◆ WHAT YOU NEED TO DO ◆
Search the records for the word "style" and pick out every line that has it.

[Stored dataset items]
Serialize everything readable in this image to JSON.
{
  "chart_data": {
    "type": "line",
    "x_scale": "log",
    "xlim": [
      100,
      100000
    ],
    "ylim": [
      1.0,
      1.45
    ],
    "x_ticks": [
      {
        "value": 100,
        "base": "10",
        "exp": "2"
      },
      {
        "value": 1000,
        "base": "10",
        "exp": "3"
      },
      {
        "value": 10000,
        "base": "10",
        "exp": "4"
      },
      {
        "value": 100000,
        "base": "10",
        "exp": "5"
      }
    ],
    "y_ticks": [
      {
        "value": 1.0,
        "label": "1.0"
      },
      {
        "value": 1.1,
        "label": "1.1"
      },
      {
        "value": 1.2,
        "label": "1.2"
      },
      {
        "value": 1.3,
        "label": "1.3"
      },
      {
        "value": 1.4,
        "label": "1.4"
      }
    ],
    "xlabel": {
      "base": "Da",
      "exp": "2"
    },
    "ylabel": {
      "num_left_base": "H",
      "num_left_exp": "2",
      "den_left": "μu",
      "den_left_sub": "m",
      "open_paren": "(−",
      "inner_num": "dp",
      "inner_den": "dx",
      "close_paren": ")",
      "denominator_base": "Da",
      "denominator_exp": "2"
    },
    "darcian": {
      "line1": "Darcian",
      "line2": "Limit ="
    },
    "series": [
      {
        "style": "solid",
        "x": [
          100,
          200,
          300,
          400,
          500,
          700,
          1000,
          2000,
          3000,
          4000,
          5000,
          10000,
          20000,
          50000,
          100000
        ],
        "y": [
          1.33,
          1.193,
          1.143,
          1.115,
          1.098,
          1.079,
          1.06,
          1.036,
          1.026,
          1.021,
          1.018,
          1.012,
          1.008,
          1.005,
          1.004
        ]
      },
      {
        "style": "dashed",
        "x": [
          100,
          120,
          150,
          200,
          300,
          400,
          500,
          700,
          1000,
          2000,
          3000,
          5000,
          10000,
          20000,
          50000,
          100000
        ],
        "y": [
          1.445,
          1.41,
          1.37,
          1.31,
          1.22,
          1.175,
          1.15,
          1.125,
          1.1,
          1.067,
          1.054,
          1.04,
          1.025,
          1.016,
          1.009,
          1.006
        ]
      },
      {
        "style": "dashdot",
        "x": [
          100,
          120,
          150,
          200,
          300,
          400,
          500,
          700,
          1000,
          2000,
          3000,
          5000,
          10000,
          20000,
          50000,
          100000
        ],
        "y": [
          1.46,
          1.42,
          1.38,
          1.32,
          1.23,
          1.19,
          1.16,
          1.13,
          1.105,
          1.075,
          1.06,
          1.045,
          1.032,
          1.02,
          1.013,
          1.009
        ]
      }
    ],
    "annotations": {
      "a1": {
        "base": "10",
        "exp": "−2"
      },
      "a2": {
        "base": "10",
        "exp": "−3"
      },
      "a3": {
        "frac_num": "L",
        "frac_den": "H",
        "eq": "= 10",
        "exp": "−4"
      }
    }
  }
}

◆ ANSWER ◆
        "style": "solid",
        "style": "dashed",
        "style": "dashdot",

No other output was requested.